▸ **TASK DETAILS**: Do any lines in the data below contain "structured"? If so, copy every one of them.

Entries from a visual dataset:
######

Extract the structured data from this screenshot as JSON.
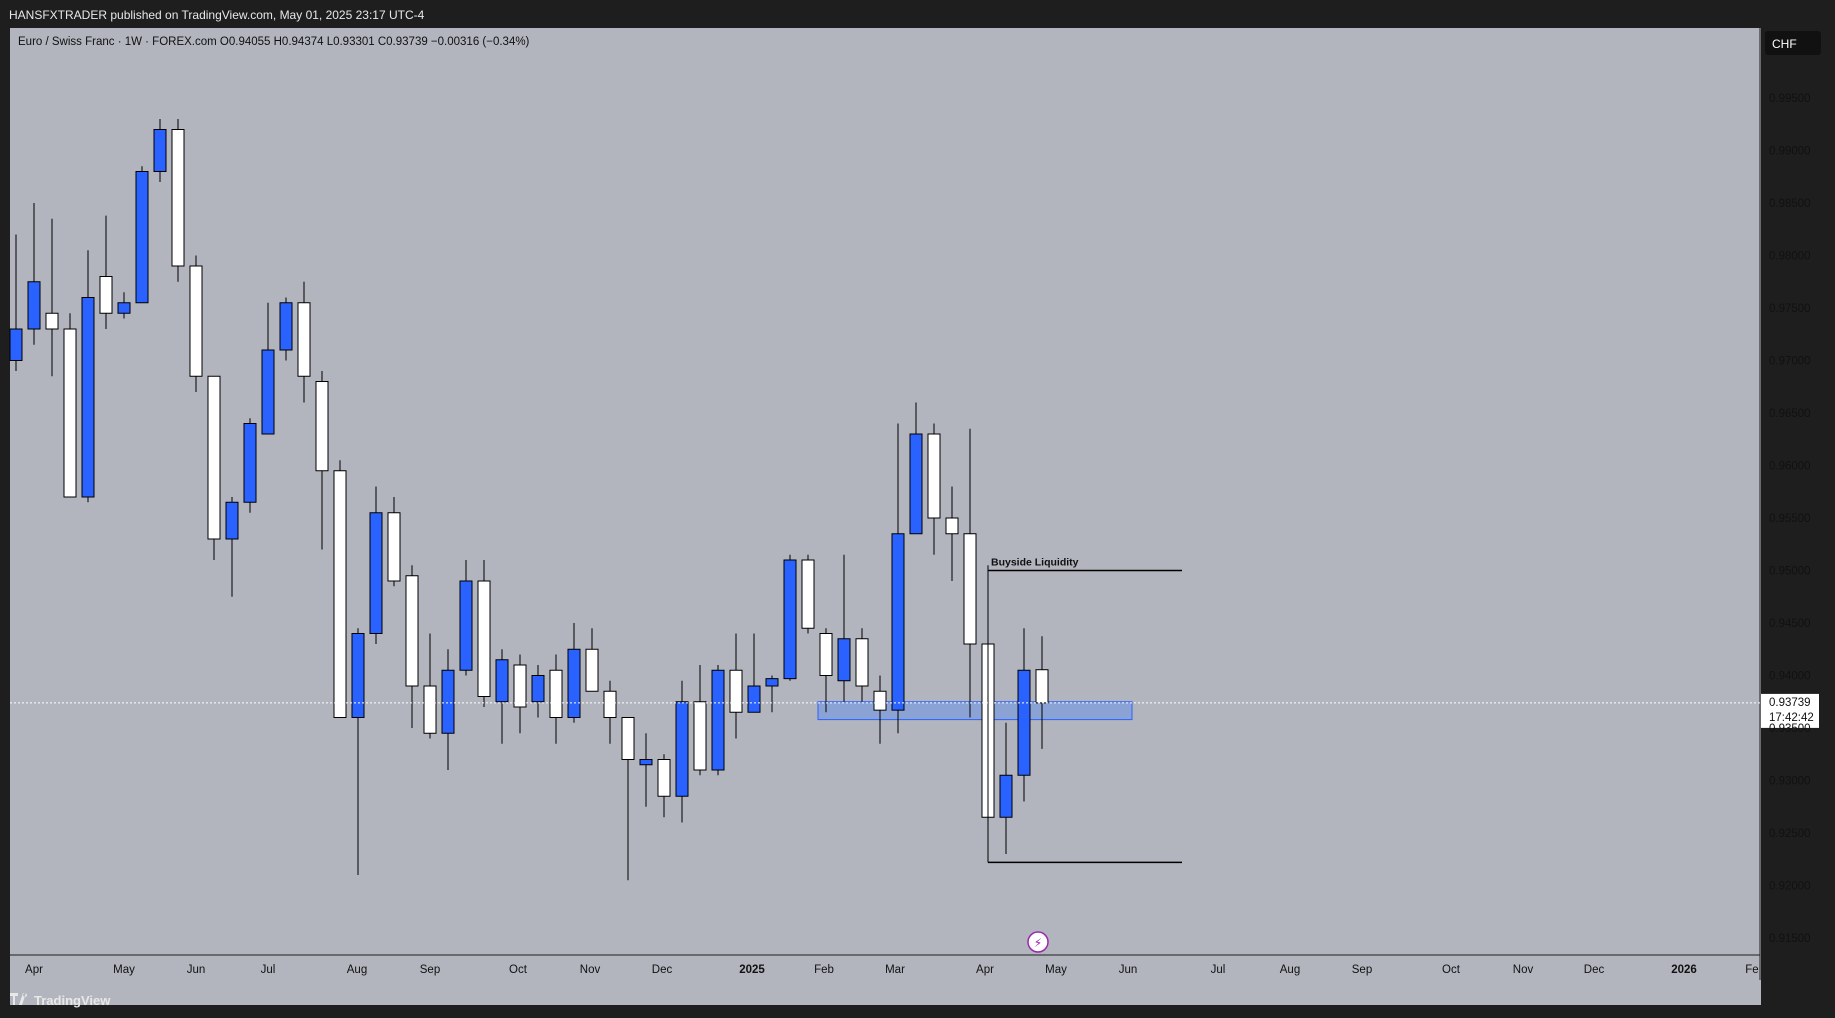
{
  "publisher": "HANSFXTRADER published on TradingView.com, May 01, 2025 23:17 UTC-4",
  "footer": {
    "logo": "TradingView",
    "icon": "tradingview-logo-icon"
  },
  "colors": {
    "background": "#b2b5be",
    "bullish": "#2962ff",
    "bearish": "#ffffff",
    "wick": "#000000",
    "zone": "#5b8def",
    "frame": "#1e1e1e"
  },
  "chart_data": {
    "type": "candlestick",
    "symbol_line": "Euro / Swiss Franc · 1W · FOREX.com  O0.94055  H0.94374  L0.93301  C0.93739  −0.00316 (−0.34%)",
    "currency": "CHF",
    "current_price": "0.93739",
    "countdown": "17:42:42",
    "ylim": [
      0.9125,
      1.0
    ],
    "y_ticks": [
      "0.99500",
      "0.99000",
      "0.98500",
      "0.98000",
      "0.97500",
      "0.97000",
      "0.96500",
      "0.96000",
      "0.95500",
      "0.95000",
      "0.94500",
      "0.94000",
      "0.93500",
      "0.93000",
      "0.92500",
      "0.92000",
      "0.91500"
    ],
    "x_ticks": [
      "Apr",
      "May",
      "Jun",
      "Jul",
      "Aug",
      "Sep",
      "Oct",
      "Nov",
      "Dec",
      "2025",
      "Feb",
      "Mar",
      "Apr",
      "May",
      "Jun",
      "Jul",
      "Aug",
      "Sep",
      "Oct",
      "Nov",
      "Dec",
      "2026",
      "Fe"
    ],
    "candles": [
      {
        "o": 0.97,
        "h": 0.982,
        "l": 0.969,
        "c": 0.973
      },
      {
        "o": 0.973,
        "h": 0.985,
        "l": 0.9715,
        "c": 0.9775
      },
      {
        "o": 0.9745,
        "h": 0.9835,
        "l": 0.9685,
        "c": 0.973
      },
      {
        "o": 0.973,
        "h": 0.9745,
        "l": 0.957,
        "c": 0.957
      },
      {
        "o": 0.957,
        "h": 0.9805,
        "l": 0.9565,
        "c": 0.976
      },
      {
        "o": 0.978,
        "h": 0.9838,
        "l": 0.973,
        "c": 0.9745
      },
      {
        "o": 0.9745,
        "h": 0.9765,
        "l": 0.974,
        "c": 0.9755
      },
      {
        "o": 0.9755,
        "h": 0.9885,
        "l": 0.9755,
        "c": 0.988
      },
      {
        "o": 0.988,
        "h": 0.993,
        "l": 0.987,
        "c": 0.992
      },
      {
        "o": 0.992,
        "h": 0.993,
        "l": 0.9775,
        "c": 0.979
      },
      {
        "o": 0.979,
        "h": 0.98,
        "l": 0.967,
        "c": 0.9685
      },
      {
        "o": 0.9685,
        "h": 0.9685,
        "l": 0.951,
        "c": 0.953
      },
      {
        "o": 0.953,
        "h": 0.957,
        "l": 0.9475,
        "c": 0.9565
      },
      {
        "o": 0.9565,
        "h": 0.9645,
        "l": 0.9555,
        "c": 0.964
      },
      {
        "o": 0.963,
        "h": 0.9755,
        "l": 0.963,
        "c": 0.971
      },
      {
        "o": 0.971,
        "h": 0.976,
        "l": 0.97,
        "c": 0.9755
      },
      {
        "o": 0.9755,
        "h": 0.9775,
        "l": 0.966,
        "c": 0.9685
      },
      {
        "o": 0.968,
        "h": 0.969,
        "l": 0.952,
        "c": 0.9595
      },
      {
        "o": 0.9595,
        "h": 0.9605,
        "l": 0.936,
        "c": 0.936
      },
      {
        "o": 0.936,
        "h": 0.9445,
        "l": 0.921,
        "c": 0.944
      },
      {
        "o": 0.944,
        "h": 0.958,
        "l": 0.943,
        "c": 0.9555
      },
      {
        "o": 0.9555,
        "h": 0.957,
        "l": 0.9485,
        "c": 0.949
      },
      {
        "o": 0.9495,
        "h": 0.9505,
        "l": 0.935,
        "c": 0.939
      },
      {
        "o": 0.939,
        "h": 0.944,
        "l": 0.934,
        "c": 0.9345
      },
      {
        "o": 0.9345,
        "h": 0.9425,
        "l": 0.931,
        "c": 0.9405
      },
      {
        "o": 0.9405,
        "h": 0.951,
        "l": 0.94,
        "c": 0.949
      },
      {
        "o": 0.949,
        "h": 0.951,
        "l": 0.937,
        "c": 0.938
      },
      {
        "o": 0.9375,
        "h": 0.9425,
        "l": 0.9335,
        "c": 0.9415
      },
      {
        "o": 0.941,
        "h": 0.942,
        "l": 0.9345,
        "c": 0.937
      },
      {
        "o": 0.9375,
        "h": 0.941,
        "l": 0.936,
        "c": 0.94
      },
      {
        "o": 0.9405,
        "h": 0.942,
        "l": 0.9335,
        "c": 0.936
      },
      {
        "o": 0.936,
        "h": 0.945,
        "l": 0.9355,
        "c": 0.9425
      },
      {
        "o": 0.9425,
        "h": 0.9445,
        "l": 0.9385,
        "c": 0.9385
      },
      {
        "o": 0.9385,
        "h": 0.9395,
        "l": 0.9335,
        "c": 0.936
      },
      {
        "o": 0.936,
        "h": 0.936,
        "l": 0.9205,
        "c": 0.932
      },
      {
        "o": 0.9315,
        "h": 0.9345,
        "l": 0.9275,
        "c": 0.932
      },
      {
        "o": 0.932,
        "h": 0.9325,
        "l": 0.9265,
        "c": 0.9285
      },
      {
        "o": 0.9285,
        "h": 0.9395,
        "l": 0.926,
        "c": 0.9375
      },
      {
        "o": 0.9375,
        "h": 0.941,
        "l": 0.9305,
        "c": 0.931
      },
      {
        "o": 0.931,
        "h": 0.941,
        "l": 0.9305,
        "c": 0.9405
      },
      {
        "o": 0.9405,
        "h": 0.944,
        "l": 0.934,
        "c": 0.9365
      },
      {
        "o": 0.9365,
        "h": 0.944,
        "l": 0.9365,
        "c": 0.939
      },
      {
        "o": 0.939,
        "h": 0.94,
        "l": 0.9365,
        "c": 0.9397
      },
      {
        "o": 0.9397,
        "h": 0.9515,
        "l": 0.9395,
        "c": 0.951
      },
      {
        "o": 0.951,
        "h": 0.9515,
        "l": 0.944,
        "c": 0.9445
      },
      {
        "o": 0.944,
        "h": 0.9445,
        "l": 0.9365,
        "c": 0.94
      },
      {
        "o": 0.9395,
        "h": 0.9515,
        "l": 0.9375,
        "c": 0.9435
      },
      {
        "o": 0.9435,
        "h": 0.9445,
        "l": 0.9375,
        "c": 0.939
      },
      {
        "o": 0.9385,
        "h": 0.94,
        "l": 0.9335,
        "c": 0.9367
      },
      {
        "o": 0.9367,
        "h": 0.964,
        "l": 0.9345,
        "c": 0.9535
      },
      {
        "o": 0.9535,
        "h": 0.966,
        "l": 0.9535,
        "c": 0.963
      },
      {
        "o": 0.963,
        "h": 0.964,
        "l": 0.9515,
        "c": 0.955
      },
      {
        "o": 0.955,
        "h": 0.958,
        "l": 0.949,
        "c": 0.9535
      },
      {
        "o": 0.9535,
        "h": 0.9635,
        "l": 0.936,
        "c": 0.943
      },
      {
        "o": 0.943,
        "h": 0.9505,
        "l": 0.9225,
        "c": 0.9265
      },
      {
        "o": 0.9265,
        "h": 0.9355,
        "l": 0.923,
        "c": 0.9305
      },
      {
        "o": 0.9305,
        "h": 0.9445,
        "l": 0.928,
        "c": 0.9405
      },
      {
        "o": 0.94055,
        "h": 0.94374,
        "l": 0.93301,
        "c": 0.93739
      }
    ],
    "annotations": [
      {
        "text": "Buyside Liquidity",
        "type": "level",
        "price": 0.95,
        "from_candle": 54,
        "to_candle": 62
      },
      {
        "text": "",
        "type": "level",
        "price": 0.9222,
        "from_candle": 54,
        "to_candle": 62
      },
      {
        "text": "",
        "type": "zone",
        "from_price": 0.9358,
        "to_price": 0.9375,
        "from_candle": 45,
        "to_candle": 62
      }
    ]
  }
}
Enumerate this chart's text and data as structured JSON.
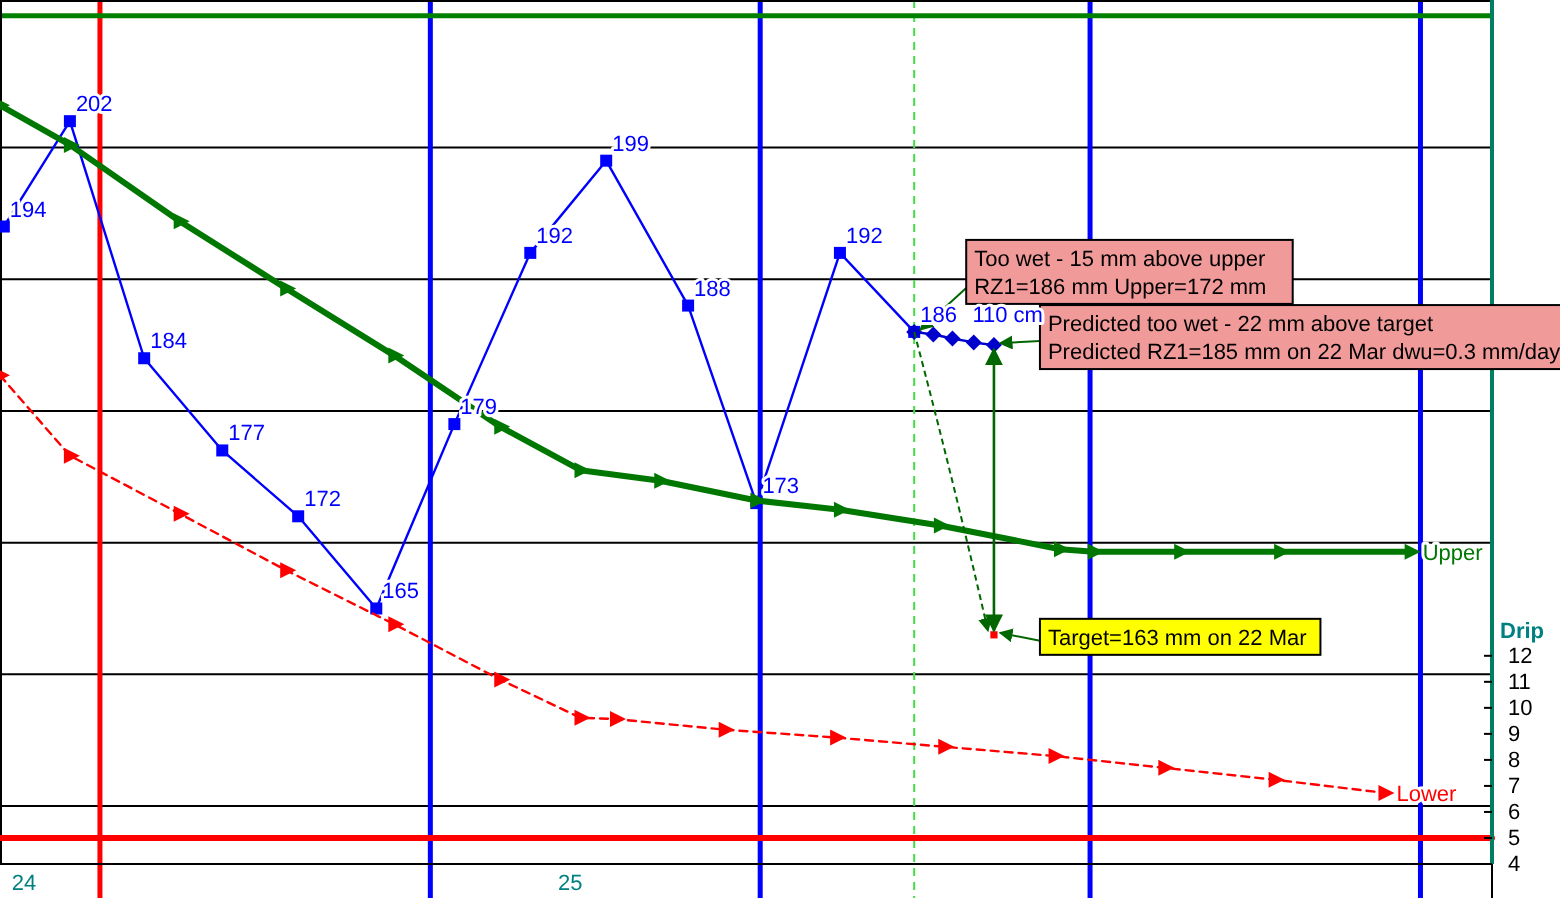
{
  "chart_data": {
    "type": "line",
    "xlim": [
      23.956,
      26.688
    ],
    "xticks": [
      24,
      25
    ],
    "ylim": [
      145.6,
      211.2
    ],
    "yticks": [
      {
        "value": 150,
        "label": null
      },
      {
        "value": 160,
        "label": null
      },
      {
        "value": 170,
        "label": null
      },
      {
        "value": 180,
        "label": null
      },
      {
        "value": 190,
        "label": null
      },
      {
        "value": 200,
        "label": null
      }
    ],
    "y2lim": [
      4,
      37.2
    ],
    "y2ticks": [
      4,
      5,
      6,
      7,
      8,
      9,
      10,
      11,
      12
    ],
    "y2label": "Drip",
    "grid": "y",
    "series": [
      {
        "color": "#0000ff",
        "marker": "square",
        "line_style": "solid",
        "x": [
          23.963,
          24.084,
          24.22,
          24.363,
          24.502,
          24.645,
          24.788,
          24.927,
          25.066,
          25.216,
          25.341,
          25.494,
          25.63
        ],
        "values": [
          194,
          202,
          184,
          177,
          172,
          165,
          179,
          192,
          199,
          188,
          173,
          192,
          186
        ],
        "value_labels": [
          "194",
          "202",
          "184",
          "177",
          "172",
          "165",
          "179",
          "192",
          "199",
          "188",
          "173",
          "192",
          "186"
        ]
      },
      {
        "color": "#0000cc",
        "marker": "diamond",
        "line_style": "solid",
        "x": [
          25.63,
          25.665,
          25.7,
          25.739,
          25.776
        ],
        "values": [
          186,
          185.8,
          185.5,
          185.2,
          185
        ]
      },
      {
        "name": "Upper",
        "color": "#007700",
        "marker": "triangle",
        "line_style": "solid",
        "x": [
          23.956,
          24.084,
          24.285,
          24.48,
          24.678,
          24.872,
          25.019,
          25.165,
          25.341,
          25.494,
          25.677,
          25.897,
          25.959,
          26.117,
          26.3,
          26.539
        ],
        "values": [
          203.2,
          200.2,
          194.4,
          189.3,
          184.2,
          178.8,
          175.5,
          174.7,
          173.2,
          172.5,
          171.3,
          169.5,
          169.3,
          169.3,
          169.3,
          169.3
        ]
      },
      {
        "name": "Lower",
        "color": "#ff0000",
        "marker": "triangle",
        "line_style": "dashed",
        "x": [
          23.956,
          24.084,
          24.285,
          24.48,
          24.678,
          24.872,
          25.019,
          25.084,
          25.283,
          25.487,
          25.685,
          25.887,
          26.088,
          26.29,
          26.491
        ],
        "values": [
          182.7,
          176.6,
          172.2,
          167.9,
          163.8,
          159.6,
          156.7,
          156.6,
          155.8,
          155.2,
          154.5,
          153.8,
          152.9,
          152.0,
          151.0
        ]
      },
      {
        "type": "scatter",
        "color": "#ff0000",
        "marker": "square",
        "x": [
          25.776
        ],
        "values": [
          163
        ]
      },
      {
        "axis": "y2",
        "color": "#ff0000",
        "line_style": "solid",
        "x": [
          23.956,
          26.688
        ],
        "values": [
          5,
          5
        ]
      }
    ],
    "ref_lines": [
      {
        "axis": "x",
        "value": 24.139,
        "color": "#ff0000"
      },
      {
        "axis": "x",
        "value": 24.744,
        "color": "#0000ff"
      },
      {
        "axis": "x",
        "value": 25.348,
        "color": "#0000ff"
      },
      {
        "axis": "x",
        "value": 25.952,
        "color": "#0000ff"
      },
      {
        "axis": "x",
        "value": 26.557,
        "color": "#0000ff"
      },
      {
        "axis": "x",
        "value": 25.63,
        "color": "#44dd44",
        "line_style": "dashed"
      },
      {
        "axis": "y",
        "value": 210,
        "color": "#008000"
      }
    ],
    "annotations": [
      {
        "text": "Too wet - 15 mm above upper\nRZ1=186 mm Upper=172 mm",
        "x": 25.63,
        "y": 186
      },
      {
        "text": "Predicted too wet - 22 mm above target\nPredicted RZ1=185 mm on 22 Mar dwu=0.3 mm/day",
        "x": 25.776,
        "y": 185
      },
      {
        "text": "Target=163 mm on 22 Mar",
        "x": 25.776,
        "y": 163
      },
      {
        "text": "110 cm",
        "x": 25.7,
        "y": 185.5
      }
    ]
  }
}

######

▸ **RESPONSE**:
Extract the structured data from this screenshot as JSON.
Enumerate this chart's text and data as structured JSON.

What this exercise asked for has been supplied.